Exercise aim:
Rewrite the rows below so that every "stock-in-button" becomes "receive-button", and keep everything else the same.

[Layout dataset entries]

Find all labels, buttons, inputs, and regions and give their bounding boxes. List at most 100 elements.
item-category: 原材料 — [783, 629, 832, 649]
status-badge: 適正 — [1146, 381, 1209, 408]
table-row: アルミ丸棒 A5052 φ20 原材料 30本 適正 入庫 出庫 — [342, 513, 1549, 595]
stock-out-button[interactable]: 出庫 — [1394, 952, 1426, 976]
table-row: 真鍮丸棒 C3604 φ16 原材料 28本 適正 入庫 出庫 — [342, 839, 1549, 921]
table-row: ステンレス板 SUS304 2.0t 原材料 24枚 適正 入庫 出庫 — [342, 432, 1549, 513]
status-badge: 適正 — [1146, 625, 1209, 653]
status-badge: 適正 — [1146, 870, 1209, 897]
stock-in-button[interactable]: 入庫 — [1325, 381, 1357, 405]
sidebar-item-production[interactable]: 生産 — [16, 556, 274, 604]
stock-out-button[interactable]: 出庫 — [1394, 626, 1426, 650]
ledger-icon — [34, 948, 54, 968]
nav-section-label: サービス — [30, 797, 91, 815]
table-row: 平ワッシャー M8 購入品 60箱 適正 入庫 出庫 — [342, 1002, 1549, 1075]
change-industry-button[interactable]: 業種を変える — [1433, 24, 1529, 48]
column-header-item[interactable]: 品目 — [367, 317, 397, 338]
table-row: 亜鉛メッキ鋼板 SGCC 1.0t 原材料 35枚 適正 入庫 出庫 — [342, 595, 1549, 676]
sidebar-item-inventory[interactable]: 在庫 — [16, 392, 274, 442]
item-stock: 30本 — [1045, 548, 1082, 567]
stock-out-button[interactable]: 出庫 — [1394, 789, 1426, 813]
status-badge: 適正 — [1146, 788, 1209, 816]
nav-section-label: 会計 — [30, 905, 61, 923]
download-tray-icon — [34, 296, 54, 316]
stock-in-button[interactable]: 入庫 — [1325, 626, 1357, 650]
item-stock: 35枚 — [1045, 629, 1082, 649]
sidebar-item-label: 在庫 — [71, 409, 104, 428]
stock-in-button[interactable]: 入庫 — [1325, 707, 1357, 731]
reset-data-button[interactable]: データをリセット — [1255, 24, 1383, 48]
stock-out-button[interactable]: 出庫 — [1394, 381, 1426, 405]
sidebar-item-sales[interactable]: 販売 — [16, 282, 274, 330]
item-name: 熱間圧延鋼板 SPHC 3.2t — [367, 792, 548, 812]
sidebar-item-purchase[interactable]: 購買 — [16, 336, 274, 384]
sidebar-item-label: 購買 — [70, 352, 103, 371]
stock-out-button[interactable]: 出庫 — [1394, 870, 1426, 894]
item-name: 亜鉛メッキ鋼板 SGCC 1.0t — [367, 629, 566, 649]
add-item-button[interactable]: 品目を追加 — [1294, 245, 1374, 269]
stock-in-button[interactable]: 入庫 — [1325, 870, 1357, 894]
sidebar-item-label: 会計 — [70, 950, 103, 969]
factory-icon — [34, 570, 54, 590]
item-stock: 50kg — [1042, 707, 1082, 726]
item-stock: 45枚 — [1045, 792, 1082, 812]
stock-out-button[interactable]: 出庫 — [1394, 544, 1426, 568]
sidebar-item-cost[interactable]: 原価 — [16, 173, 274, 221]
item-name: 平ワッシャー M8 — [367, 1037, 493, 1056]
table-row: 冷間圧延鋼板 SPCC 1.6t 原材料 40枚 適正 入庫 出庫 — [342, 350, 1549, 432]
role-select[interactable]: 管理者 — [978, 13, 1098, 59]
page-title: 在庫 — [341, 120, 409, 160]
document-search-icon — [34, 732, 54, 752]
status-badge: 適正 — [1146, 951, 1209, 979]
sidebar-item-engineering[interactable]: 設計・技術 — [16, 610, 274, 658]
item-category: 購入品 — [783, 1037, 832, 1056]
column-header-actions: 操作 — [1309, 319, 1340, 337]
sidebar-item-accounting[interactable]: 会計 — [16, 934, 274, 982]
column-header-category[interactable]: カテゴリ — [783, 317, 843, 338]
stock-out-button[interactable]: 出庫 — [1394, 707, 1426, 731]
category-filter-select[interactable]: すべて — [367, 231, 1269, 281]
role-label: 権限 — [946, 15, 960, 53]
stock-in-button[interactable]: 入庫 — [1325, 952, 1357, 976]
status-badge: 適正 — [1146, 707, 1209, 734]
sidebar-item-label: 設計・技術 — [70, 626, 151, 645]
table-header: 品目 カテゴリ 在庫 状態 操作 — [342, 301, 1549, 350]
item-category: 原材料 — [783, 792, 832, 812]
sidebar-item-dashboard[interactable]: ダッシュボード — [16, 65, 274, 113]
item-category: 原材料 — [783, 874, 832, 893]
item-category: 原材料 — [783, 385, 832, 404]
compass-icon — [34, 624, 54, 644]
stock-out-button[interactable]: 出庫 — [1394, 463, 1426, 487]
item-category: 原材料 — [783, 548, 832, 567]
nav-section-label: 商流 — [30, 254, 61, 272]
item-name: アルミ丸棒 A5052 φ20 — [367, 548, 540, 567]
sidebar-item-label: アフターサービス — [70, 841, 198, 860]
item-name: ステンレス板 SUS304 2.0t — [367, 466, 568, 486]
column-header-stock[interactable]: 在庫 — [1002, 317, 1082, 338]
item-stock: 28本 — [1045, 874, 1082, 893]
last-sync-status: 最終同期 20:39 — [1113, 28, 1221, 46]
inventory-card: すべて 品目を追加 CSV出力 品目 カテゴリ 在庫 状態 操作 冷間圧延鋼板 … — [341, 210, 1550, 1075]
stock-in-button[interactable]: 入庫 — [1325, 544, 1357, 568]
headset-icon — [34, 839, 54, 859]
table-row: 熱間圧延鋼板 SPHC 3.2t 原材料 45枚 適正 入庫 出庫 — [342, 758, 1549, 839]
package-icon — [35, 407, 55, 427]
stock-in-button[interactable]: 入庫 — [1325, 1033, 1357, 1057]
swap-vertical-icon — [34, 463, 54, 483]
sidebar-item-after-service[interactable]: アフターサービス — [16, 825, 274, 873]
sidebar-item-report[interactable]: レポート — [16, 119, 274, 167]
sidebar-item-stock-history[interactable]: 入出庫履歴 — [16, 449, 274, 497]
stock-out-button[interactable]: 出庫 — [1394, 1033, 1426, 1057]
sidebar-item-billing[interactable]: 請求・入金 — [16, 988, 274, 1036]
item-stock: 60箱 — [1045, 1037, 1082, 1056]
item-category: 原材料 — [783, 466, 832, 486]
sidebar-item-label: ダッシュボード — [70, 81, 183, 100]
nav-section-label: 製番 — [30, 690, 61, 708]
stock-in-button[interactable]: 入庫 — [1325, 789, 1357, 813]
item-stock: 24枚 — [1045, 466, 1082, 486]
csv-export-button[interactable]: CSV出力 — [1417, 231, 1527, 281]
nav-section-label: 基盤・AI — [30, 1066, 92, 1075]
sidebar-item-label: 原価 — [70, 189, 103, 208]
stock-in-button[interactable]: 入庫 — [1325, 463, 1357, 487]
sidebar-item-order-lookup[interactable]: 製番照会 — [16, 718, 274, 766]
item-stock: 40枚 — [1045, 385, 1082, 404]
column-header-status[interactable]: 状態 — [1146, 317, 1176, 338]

Solution for this problem:
Find all labels, buttons, inputs, and regions and give their bounding boxes. List at most 100 elements.
item-category: 原材料 — [783, 629, 832, 649]
status-badge: 適正 — [1146, 381, 1209, 408]
table-row: アルミ丸棒 A5052 φ20 原材料 30本 適正 入庫 出庫 — [342, 513, 1549, 595]
stock-out-button[interactable]: 出庫 — [1394, 952, 1426, 976]
table-row: 真鍮丸棒 C3604 φ16 原材料 28本 適正 入庫 出庫 — [342, 839, 1549, 921]
table-row: ステンレス板 SUS304 2.0t 原材料 24枚 適正 入庫 出庫 — [342, 432, 1549, 513]
status-badge: 適正 — [1146, 625, 1209, 653]
status-badge: 適正 — [1146, 870, 1209, 897]
receive-button[interactable]: 入庫 — [1325, 381, 1357, 405]
sidebar-item-production[interactable]: 生産 — [16, 556, 274, 604]
stock-out-button[interactable]: 出庫 — [1394, 626, 1426, 650]
ledger-icon — [34, 948, 54, 968]
nav-section-label: サービス — [30, 797, 91, 815]
table-row: 平ワッシャー M8 購入品 60箱 適正 入庫 出庫 — [342, 1002, 1549, 1075]
change-industry-button[interactable]: 業種を変える — [1433, 24, 1529, 48]
column-header-item[interactable]: 品目 — [367, 317, 397, 338]
table-row: 亜鉛メッキ鋼板 SGCC 1.0t 原材料 35枚 適正 入庫 出庫 — [342, 595, 1549, 676]
sidebar-item-inventory[interactable]: 在庫 — [16, 392, 274, 442]
item-stock: 30本 — [1045, 548, 1082, 567]
stock-out-button[interactable]: 出庫 — [1394, 789, 1426, 813]
status-badge: 適正 — [1146, 788, 1209, 816]
nav-section-label: 会計 — [30, 905, 61, 923]
download-tray-icon — [34, 296, 54, 316]
receive-button[interactable]: 入庫 — [1325, 626, 1357, 650]
item-stock: 35枚 — [1045, 629, 1082, 649]
sidebar-item-label: 在庫 — [71, 409, 104, 428]
receive-button[interactable]: 入庫 — [1325, 707, 1357, 731]
reset-data-button[interactable]: データをリセット — [1255, 24, 1383, 48]
stock-out-button[interactable]: 出庫 — [1394, 381, 1426, 405]
sidebar-item-sales[interactable]: 販売 — [16, 282, 274, 330]
item-name: 熱間圧延鋼板 SPHC 3.2t — [367, 792, 548, 812]
sidebar-item-purchase[interactable]: 購買 — [16, 336, 274, 384]
sidebar-item-label: 購買 — [70, 352, 103, 371]
stock-out-button[interactable]: 出庫 — [1394, 870, 1426, 894]
item-name: 亜鉛メッキ鋼板 SGCC 1.0t — [367, 629, 566, 649]
add-item-button[interactable]: 品目を追加 — [1294, 245, 1374, 269]
receive-button[interactable]: 入庫 — [1325, 870, 1357, 894]
sidebar-item-label: 会計 — [70, 950, 103, 969]
factory-icon — [34, 570, 54, 590]
item-stock: 50kg — [1042, 707, 1082, 726]
item-stock: 45枚 — [1045, 792, 1082, 812]
stock-out-button[interactable]: 出庫 — [1394, 544, 1426, 568]
sidebar-item-cost[interactable]: 原価 — [16, 173, 274, 221]
item-name: 平ワッシャー M8 — [367, 1037, 493, 1056]
table-row: 冷間圧延鋼板 SPCC 1.6t 原材料 40枚 適正 入庫 出庫 — [342, 350, 1549, 432]
role-select[interactable]: 管理者 — [978, 13, 1098, 59]
page-title: 在庫 — [341, 120, 409, 160]
document-search-icon — [34, 732, 54, 752]
status-badge: 適正 — [1146, 951, 1209, 979]
sidebar-item-engineering[interactable]: 設計・技術 — [16, 610, 274, 658]
item-category: 購入品 — [783, 1037, 832, 1056]
column-header-actions: 操作 — [1309, 319, 1340, 337]
sidebar-item-accounting[interactable]: 会計 — [16, 934, 274, 982]
column-header-category[interactable]: カテゴリ — [783, 317, 843, 338]
stock-out-button[interactable]: 出庫 — [1394, 707, 1426, 731]
category-filter-select[interactable]: すべて — [367, 231, 1269, 281]
role-label: 権限 — [946, 15, 960, 53]
receive-button[interactable]: 入庫 — [1325, 952, 1357, 976]
status-badge: 適正 — [1146, 707, 1209, 734]
sidebar-item-label: 設計・技術 — [70, 626, 151, 645]
table-header: 品目 カテゴリ 在庫 状態 操作 — [342, 301, 1549, 350]
item-category: 原材料 — [783, 792, 832, 812]
sidebar-item-dashboard[interactable]: ダッシュボード — [16, 65, 274, 113]
item-category: 原材料 — [783, 874, 832, 893]
item-category: 原材料 — [783, 385, 832, 404]
compass-icon — [34, 624, 54, 644]
stock-out-button[interactable]: 出庫 — [1394, 463, 1426, 487]
item-category: 原材料 — [783, 548, 832, 567]
nav-section-label: 商流 — [30, 254, 61, 272]
item-name: アルミ丸棒 A5052 φ20 — [367, 548, 540, 567]
sidebar-item-label: アフターサービス — [70, 841, 198, 860]
item-name: ステンレス板 SUS304 2.0t — [367, 466, 568, 486]
column-header-stock[interactable]: 在庫 — [1002, 317, 1082, 338]
item-stock: 28本 — [1045, 874, 1082, 893]
last-sync-status: 最終同期 20:39 — [1113, 28, 1221, 46]
inventory-card: すべて 品目を追加 CSV出力 品目 カテゴリ 在庫 状態 操作 冷間圧延鋼板 … — [341, 210, 1550, 1075]
receive-button[interactable]: 入庫 — [1325, 544, 1357, 568]
headset-icon — [34, 839, 54, 859]
table-row: 熱間圧延鋼板 SPHC 3.2t 原材料 45枚 適正 入庫 出庫 — [342, 758, 1549, 839]
package-icon — [35, 407, 55, 427]
receive-button[interactable]: 入庫 — [1325, 1033, 1357, 1057]
swap-vertical-icon — [34, 463, 54, 483]
sidebar-item-after-service[interactable]: アフターサービス — [16, 825, 274, 873]
sidebar-item-report[interactable]: レポート — [16, 119, 274, 167]
sidebar-item-stock-history[interactable]: 入出庫履歴 — [16, 449, 274, 497]
stock-out-button[interactable]: 出庫 — [1394, 1033, 1426, 1057]
sidebar-item-billing[interactable]: 請求・入金 — [16, 988, 274, 1036]
item-stock: 60箱 — [1045, 1037, 1082, 1056]
item-category: 原材料 — [783, 466, 832, 486]
sidebar-item-label: ダッシュボード — [70, 81, 183, 100]
nav-section-label: 製番 — [30, 690, 61, 708]
receive-button[interactable]: 入庫 — [1325, 789, 1357, 813]
item-stock: 24枚 — [1045, 466, 1082, 486]
csv-export-button[interactable]: CSV出力 — [1417, 231, 1527, 281]
nav-section-label: 基盤・AI — [30, 1066, 92, 1075]
sidebar-item-label: 原価 — [70, 189, 103, 208]
receive-button[interactable]: 入庫 — [1325, 463, 1357, 487]
sidebar-item-order-lookup[interactable]: 製番照会 — [16, 718, 274, 766]
item-stock: 40枚 — [1045, 385, 1082, 404]
column-header-status[interactable]: 状態 — [1146, 317, 1176, 338]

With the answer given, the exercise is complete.